Aim | Search the entries for the word "DIMENSIUNEA" and pull out each line that has it.

[Collected data]
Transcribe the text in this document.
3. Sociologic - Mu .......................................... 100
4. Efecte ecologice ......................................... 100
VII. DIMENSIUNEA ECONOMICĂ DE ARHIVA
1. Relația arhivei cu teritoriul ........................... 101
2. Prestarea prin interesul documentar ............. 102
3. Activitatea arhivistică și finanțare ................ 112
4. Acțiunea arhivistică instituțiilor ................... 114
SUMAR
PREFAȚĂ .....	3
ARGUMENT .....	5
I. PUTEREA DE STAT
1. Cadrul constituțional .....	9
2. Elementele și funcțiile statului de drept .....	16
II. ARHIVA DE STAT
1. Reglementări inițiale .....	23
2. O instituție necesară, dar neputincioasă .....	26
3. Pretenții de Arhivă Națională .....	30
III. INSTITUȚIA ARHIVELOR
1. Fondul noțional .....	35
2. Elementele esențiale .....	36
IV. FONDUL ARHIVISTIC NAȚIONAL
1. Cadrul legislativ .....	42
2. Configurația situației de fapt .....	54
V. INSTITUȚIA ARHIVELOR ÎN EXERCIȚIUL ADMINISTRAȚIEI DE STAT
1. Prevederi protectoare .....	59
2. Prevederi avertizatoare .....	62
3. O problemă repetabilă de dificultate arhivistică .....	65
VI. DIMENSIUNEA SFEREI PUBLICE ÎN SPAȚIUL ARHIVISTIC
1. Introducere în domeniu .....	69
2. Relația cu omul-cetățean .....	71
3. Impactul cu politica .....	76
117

Answer in full |
VII. DIMENSIUNEA ECONOMICĂ DE ARHIVA
VI. DIMENSIUNEA SFEREI PUBLICE ÎN SPAȚIUL ARHIVISTIC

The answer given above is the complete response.